### Text shown ###

At the same time, the NoSQL complaints and problems seem to be presented as very general thoughts, which isn't good. The various NoSQL flavors of databases vary widely, and the way you look at a columnar or graph database is much different than a document database. Really, the piece ought to be separated to look at a certain class of NoSQL database compared with RDBMSes.

That being said, I do see less hype around NoSQL in general. The class of problems handled by various types of databases vary, and I am sure that lots of people using NoSQL databases are quite pleased with them. At the same time, I'm not sure a lot of the RDBMSes did get replaced or continue to get replaced. RDBMSes have a lot of value and we have a lot of experience, both as developers and administrators.

There might be a shortage of NoSQL (pick a type) administrators for operating the databases. Even in some of the famous companies that use them, I find developers often explaining a RCA (root cause analysis) or the troubleshooting of a particular process and fixing an issue. While that might be a choice that an organization makes, a lot of developers that I know don't want to be supporting systems very often, especially at night and on weekends. A couple of bad incidents usually has developers wondering why there isn't an expert on the Operations staff.

###

● **What to work on**:
#1 In the commentary on NoSQL databases, rewrite the passage starting at "At the same time, the" and ending at "developers and administrators.", with "hype" replaced by "excitement".
#2 According to the commentary on NoSQL databases, what do many developers not want to be doing, especially at night and on weekends?
#3 Extend the commentary on NoSQL databases, picking up after its final sentence.

### Provided material ###

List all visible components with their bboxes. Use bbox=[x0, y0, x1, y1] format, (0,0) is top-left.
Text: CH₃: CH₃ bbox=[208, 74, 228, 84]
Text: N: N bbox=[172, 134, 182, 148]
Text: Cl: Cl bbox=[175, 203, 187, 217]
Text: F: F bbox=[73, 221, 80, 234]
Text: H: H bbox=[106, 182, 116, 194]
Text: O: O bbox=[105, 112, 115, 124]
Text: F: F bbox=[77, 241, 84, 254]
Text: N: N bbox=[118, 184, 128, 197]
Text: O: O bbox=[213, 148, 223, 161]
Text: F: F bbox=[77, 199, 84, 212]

###

● **Exercise answers**:
#1
At the same time, the NoSQL complaints and problems seem to be presented as very general thoughts, which isn't good. The various NoSQL flavors of databases vary widely, and the way you look at a columnar or graph database is much different than a document database. Really, the piece ought to be separated to look at a certain class of NoSQL database compared with RDBMSes.

That being said, I do see less excitement around NoSQL in general. The class of problems handled by various types of databases vary, and I am sure that lots of people using NoSQL databases are quite pleased with them. At the same time, I'm not sure a lot of the RDBMSes did get replaced or continue to get replaced. RDBMSes have a lot of value and we have a lot of experience, both as developers and administrators.

#2 Supporting systems.

#3
I do think that many of the benefits of different types of NoSQL databases are a bit over-hyped. Not that a graph database can't handle your e-commerce system, but it likely takes a lot of code, and likely a lot of mistakes in getting it to work well. I also feel that some of the downsides of RDBMSes are minimized. They are a pain for application developers to work with, and the SQL language isn't very sensible.

That being said, we have a lot of experience with these databases, and that should not be discounted. Productivity is a big advantage in trying to build new software in a flexible manner. I am all for experimenting with different platforms to understand where they work well, but also learn to use your existing RDBMS platform well. Write better code and you might be surprised just how scalable your system proves itself to be.